[Start Data for this task]

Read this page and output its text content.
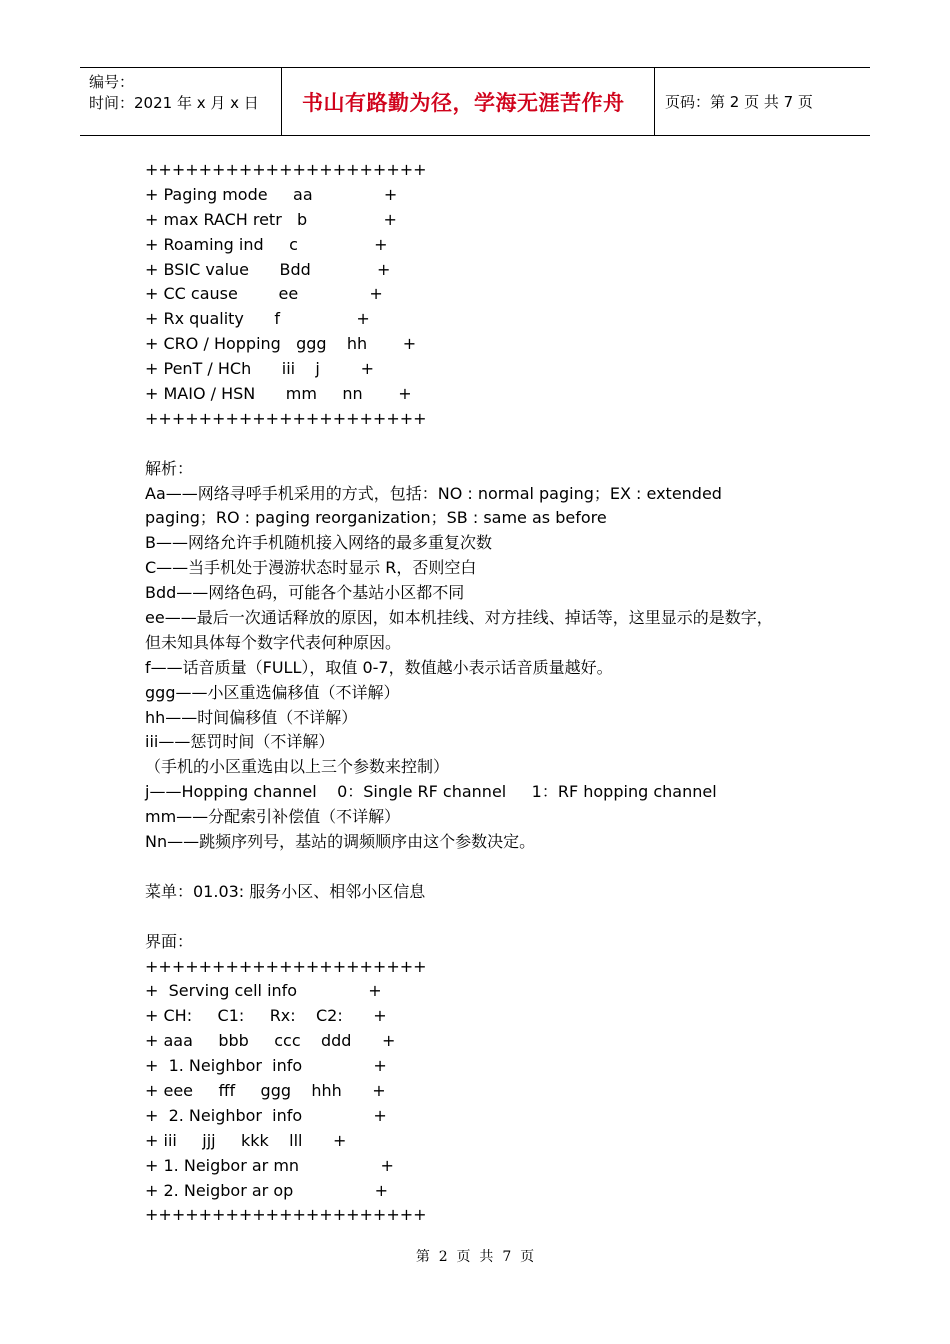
编号：
时间：2021 年 x 月 x 日	书山有路勤为径，学海无涯苦作舟	页码：第 2 页 共 7 页
+++++++++++++++++++++
+ Paging mode     aa              +
+ max RACH retr   b               +
+ Roaming ind     c               +
+ BSIC value      Bdd             +
+ CC cause        ee              +
+ Rx quality      f               +
+ CRO / Hopping   ggg    hh       +
+ PenT / HCh      iii    j        +
+ MAIO / HSN      mm     nn       +
+++++++++++++++++++++
解析：
Aa——网络寻呼手机采用的方式，包括：NO : normal paging；EX : extended
paging；RO : paging reorganization；SB : same as before
B——网络允许手机随机接入网络的最多重复次数
C——当手机处于漫游状态时显示 R，否则空白
Bdd——网络色码，可能各个基站小区都不同
ee——最后一次通话释放的原因，如本机挂线、对方挂线、掉话等，这里显示的是数字，
但未知具体每个数字代表何种原因。
f——话音质量（FULL），取值 0-7，数值越小表示话音质量越好。
ggg——小区重选偏移值（不详解）
hh——时间偏移值（不详解）
iii——惩罚时间（不详解）
（手机的小区重选由以上三个参数来控制）
j——Hopping channel    0：Single RF channel     1：RF hopping channel
mm——分配索引补偿值（不详解）
Nn——跳频序列号，基站的调频顺序由这个参数决定。
菜单：01.03: 服务小区、相邻小区信息
界面：
+++++++++++++++++++++
+  Serving cell info              +
+ CH:     C1:     Rx:    C2:      +
+ aaa     bbb     ccc    ddd      +
+  1. Neighbor  info              +
+ eee     fff     ggg    hhh      +
+  2. Neighbor  info              +
+ iii     jjj     kkk    lll      +
+ 1. Neigbor ar mn                +
+ 2. Neigbor ar op                +
+++++++++++++++++++++
第  2  页  共  7  页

[End Data for this task]

== Your instructions ==
Each record above is to be restated exactly, with its pictures removed from the copy.

== The solution ==
Read this page and output its text content.
编号：
时间：2021 年 x 月 x 日	书山有路勤为径，学海无涯苦作舟	页码：第 2 页 共 7 页
+++++++++++++++++++++
+ Paging mode     aa              +
+ max RACH retr   b               +
+ Roaming ind     c               +
+ BSIC value      Bdd             +
+ CC cause        ee              +
+ Rx quality      f               +
+ CRO / Hopping   ggg    hh       +
+ PenT / HCh      iii    j        +
+ MAIO / HSN      mm     nn       +
+++++++++++++++++++++
解析：
Aa——网络寻呼手机采用的方式，包括：NO : normal paging；EX : extended
paging；RO : paging reorganization；SB : same as before
B——网络允许手机随机接入网络的最多重复次数
C——当手机处于漫游状态时显示 R，否则空白
Bdd——网络色码，可能各个基站小区都不同
ee——最后一次通话释放的原因，如本机挂线、对方挂线、掉话等，这里显示的是数字，
但未知具体每个数字代表何种原因。
f——话音质量（FULL），取值 0-7，数值越小表示话音质量越好。
ggg——小区重选偏移值（不详解）
hh——时间偏移值（不详解）
iii——惩罚时间（不详解）
（手机的小区重选由以上三个参数来控制）
j——Hopping channel    0：Single RF channel     1：RF hopping channel
mm——分配索引补偿值（不详解）
Nn——跳频序列号，基站的调频顺序由这个参数决定。
菜单：01.03: 服务小区、相邻小区信息
界面：
+++++++++++++++++++++
+  Serving cell info              +
+ CH:     C1:     Rx:    C2:      +
+ aaa     bbb     ccc    ddd      +
+  1. Neighbor  info              +
+ eee     fff     ggg    hhh      +
+  2. Neighbor  info              +
+ iii     jjj     kkk    lll      +
+ 1. Neigbor ar mn                +
+ 2. Neigbor ar op                +
+++++++++++++++++++++
第  2  页  共  7  页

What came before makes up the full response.